→ REQUIRED TASK 1
In the woodturning thread, rewrite the paragraph that begins "I was lucky enough to purchase a nice manzanita burl" as a short bulleted list that keeps its main facts.
→ REQUIRED TASK 2
Set down word for word the stretch of the woodturning thread that opens with the words containing "## Kenbo (Apr" and closes with "rockb (Apr 27, 2012)".

→ SOURCE
########
Holy Smokes Keller!!!:dash2::wacko1::dash2::wacko1: That is just flat awesome! I have bought plenty of Rocky's Manz and turned some of it. How did you keep the Manz from flying off and taking you out while turning it? Nice Job!


----------



## ripjack13 (Apr 26, 2012)

Oh...my...god...that is just beautiful!!!!


----------



## txpaulie (Apr 26, 2012)

Wowsers!

Very nicely done!

I've a similar piece, won't likely do for a HF, I suspect a vase-ish profile for mine...:i_dunno:

I am reluctant to post it anytime soon, though...
I'll wait for this thread to disappear down the list!

p


----------



## TimR (Apr 26, 2012)

David,
Thanks for heads up on this site...very cool. Gotta say, for some reason the pics of this manz piece you did (very well I might add) look even better in this site. You really did that piece of manz well and rockb looks to have a great selection of wood. (I hear little noises :clapping: coming out of my wallet).


----------



## DKMD (Apr 26, 2012)

Thanks folks!

Tim... Head over to the introduction area and introduce yourself... I should warn you that this mob is picture crazy, so share a few of those beautiful turnings of yours


----------



## Kenbo (Apr 26, 2012)

Holy crap that's awesome. Fantastic stuff. I really gotta hone my turning skills to catch up to you folks.


----------



## rockb (Apr 27, 2012)

DKMD said:


> I was lucky enough to purchase a nice manzanita burl from rockb right here on Woodbarter, so I thought I'd share the finished project. This hollowform is about 7 or 8" tall and almost as wide(I rarely measure anything). It's finished with a good buffing and a coat of renaissance wax… This stuff doesn't really need a finish!
> 
> Thanks to Rocky for sharing his beautiful manzanita burl with me! I forgot to take a photo of the piece before I turned it, but maybe Rocky kept a photo from the listing thread… If you did, Rocky, feel free to post it.
> 
> ...


----------



## ripjack13 (Apr 27, 2012)

I remember M128! I bought M125! Man he gets great burl!


----------
########
→ RECORD SET
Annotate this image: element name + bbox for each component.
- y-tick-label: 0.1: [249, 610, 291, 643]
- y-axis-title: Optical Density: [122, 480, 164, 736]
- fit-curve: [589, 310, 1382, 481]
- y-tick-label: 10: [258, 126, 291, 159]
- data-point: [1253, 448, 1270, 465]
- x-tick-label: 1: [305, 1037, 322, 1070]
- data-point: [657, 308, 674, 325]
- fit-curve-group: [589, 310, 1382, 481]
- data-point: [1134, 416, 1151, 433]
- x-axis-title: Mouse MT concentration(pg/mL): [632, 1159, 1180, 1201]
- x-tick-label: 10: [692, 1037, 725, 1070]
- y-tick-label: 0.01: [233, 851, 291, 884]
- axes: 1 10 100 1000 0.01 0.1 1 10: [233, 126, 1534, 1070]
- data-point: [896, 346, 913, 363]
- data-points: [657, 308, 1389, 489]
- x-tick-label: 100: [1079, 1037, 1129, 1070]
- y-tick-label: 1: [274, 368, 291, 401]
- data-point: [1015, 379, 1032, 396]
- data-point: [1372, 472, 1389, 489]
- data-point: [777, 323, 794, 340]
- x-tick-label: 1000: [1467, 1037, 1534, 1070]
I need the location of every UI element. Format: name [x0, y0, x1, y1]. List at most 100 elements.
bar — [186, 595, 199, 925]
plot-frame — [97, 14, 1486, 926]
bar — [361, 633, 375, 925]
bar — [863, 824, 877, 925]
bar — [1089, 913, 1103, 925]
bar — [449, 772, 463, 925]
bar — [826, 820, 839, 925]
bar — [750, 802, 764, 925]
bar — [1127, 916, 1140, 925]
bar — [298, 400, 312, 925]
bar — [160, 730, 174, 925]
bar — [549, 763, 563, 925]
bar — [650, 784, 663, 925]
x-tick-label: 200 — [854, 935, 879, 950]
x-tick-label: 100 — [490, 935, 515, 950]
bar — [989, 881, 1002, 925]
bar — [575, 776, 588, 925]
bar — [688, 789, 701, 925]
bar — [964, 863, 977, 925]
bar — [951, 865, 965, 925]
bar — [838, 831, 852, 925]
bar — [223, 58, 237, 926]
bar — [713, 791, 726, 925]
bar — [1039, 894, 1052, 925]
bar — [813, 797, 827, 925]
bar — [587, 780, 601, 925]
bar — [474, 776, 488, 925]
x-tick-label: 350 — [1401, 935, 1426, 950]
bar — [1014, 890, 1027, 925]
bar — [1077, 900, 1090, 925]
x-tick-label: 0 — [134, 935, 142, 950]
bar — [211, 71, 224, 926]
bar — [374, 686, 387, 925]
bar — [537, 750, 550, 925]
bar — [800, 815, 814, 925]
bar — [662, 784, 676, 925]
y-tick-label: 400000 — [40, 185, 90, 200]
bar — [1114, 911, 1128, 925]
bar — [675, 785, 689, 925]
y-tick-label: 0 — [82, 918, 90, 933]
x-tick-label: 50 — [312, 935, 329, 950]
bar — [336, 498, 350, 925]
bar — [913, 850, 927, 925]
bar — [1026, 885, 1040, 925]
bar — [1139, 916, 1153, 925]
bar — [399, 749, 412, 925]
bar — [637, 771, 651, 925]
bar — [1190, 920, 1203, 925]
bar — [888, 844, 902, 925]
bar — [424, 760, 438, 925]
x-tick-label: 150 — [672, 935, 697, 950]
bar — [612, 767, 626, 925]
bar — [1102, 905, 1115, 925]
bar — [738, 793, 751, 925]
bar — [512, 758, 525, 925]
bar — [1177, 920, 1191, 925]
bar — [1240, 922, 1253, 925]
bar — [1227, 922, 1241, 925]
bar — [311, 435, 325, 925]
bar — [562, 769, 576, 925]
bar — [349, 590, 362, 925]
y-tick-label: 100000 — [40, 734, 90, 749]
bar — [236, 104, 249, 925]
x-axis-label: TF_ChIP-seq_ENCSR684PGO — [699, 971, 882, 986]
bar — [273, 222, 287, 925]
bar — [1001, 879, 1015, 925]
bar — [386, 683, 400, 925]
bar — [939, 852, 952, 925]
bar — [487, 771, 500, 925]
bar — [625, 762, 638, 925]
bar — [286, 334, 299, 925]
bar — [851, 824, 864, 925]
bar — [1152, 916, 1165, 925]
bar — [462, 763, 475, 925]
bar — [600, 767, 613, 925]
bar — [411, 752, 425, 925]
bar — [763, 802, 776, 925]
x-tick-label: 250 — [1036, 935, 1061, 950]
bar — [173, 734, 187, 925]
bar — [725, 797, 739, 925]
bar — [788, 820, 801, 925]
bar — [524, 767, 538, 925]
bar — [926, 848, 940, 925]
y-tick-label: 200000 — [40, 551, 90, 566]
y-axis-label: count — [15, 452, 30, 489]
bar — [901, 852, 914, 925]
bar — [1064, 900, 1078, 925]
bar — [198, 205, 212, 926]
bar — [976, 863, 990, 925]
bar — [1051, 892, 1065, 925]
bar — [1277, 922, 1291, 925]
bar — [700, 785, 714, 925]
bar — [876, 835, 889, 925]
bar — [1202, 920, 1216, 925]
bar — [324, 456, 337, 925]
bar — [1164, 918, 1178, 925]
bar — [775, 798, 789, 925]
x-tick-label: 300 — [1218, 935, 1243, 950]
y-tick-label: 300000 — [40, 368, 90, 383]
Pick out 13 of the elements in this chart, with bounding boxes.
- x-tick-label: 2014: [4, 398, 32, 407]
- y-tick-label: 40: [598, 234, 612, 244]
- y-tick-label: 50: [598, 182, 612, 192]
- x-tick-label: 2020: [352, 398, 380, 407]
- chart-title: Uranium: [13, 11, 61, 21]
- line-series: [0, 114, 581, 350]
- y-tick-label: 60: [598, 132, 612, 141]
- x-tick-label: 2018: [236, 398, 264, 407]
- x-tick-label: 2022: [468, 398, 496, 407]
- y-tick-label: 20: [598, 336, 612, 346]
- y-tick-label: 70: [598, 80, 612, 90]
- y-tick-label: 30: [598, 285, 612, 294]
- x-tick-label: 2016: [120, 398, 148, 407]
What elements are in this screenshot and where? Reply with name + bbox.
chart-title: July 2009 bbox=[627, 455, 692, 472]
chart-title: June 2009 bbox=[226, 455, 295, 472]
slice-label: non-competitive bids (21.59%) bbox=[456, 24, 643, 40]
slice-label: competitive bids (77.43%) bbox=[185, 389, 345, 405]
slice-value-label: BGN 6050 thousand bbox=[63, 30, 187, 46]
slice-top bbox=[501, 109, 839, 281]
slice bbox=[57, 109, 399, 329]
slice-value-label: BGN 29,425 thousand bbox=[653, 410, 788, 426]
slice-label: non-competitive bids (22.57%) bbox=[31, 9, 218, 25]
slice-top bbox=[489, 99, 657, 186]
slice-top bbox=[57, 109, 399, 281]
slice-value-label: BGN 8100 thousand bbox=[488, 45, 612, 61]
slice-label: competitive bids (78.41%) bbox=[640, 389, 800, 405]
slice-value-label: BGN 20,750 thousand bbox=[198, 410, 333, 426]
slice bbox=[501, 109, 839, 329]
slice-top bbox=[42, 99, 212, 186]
########
→ ANSWER 1
- Bought a manzanita burl from rockb on Woodbarter and is sharing the finished piece.
- The hollowform is about 7 or 8" tall and nearly as wide, though the maker rarely measures.
- Finished with a good buffing and a coat of renaissance wax.
- The wood hardly needs a finish.

→ ANSWER 2
## Kenbo (Apr 26, 2012)

Holy crap that's awesome. Fantastic stuff. I really gotta hone my turning skills to catch up to you folks.


----------



## rockb (Apr 27, 2012)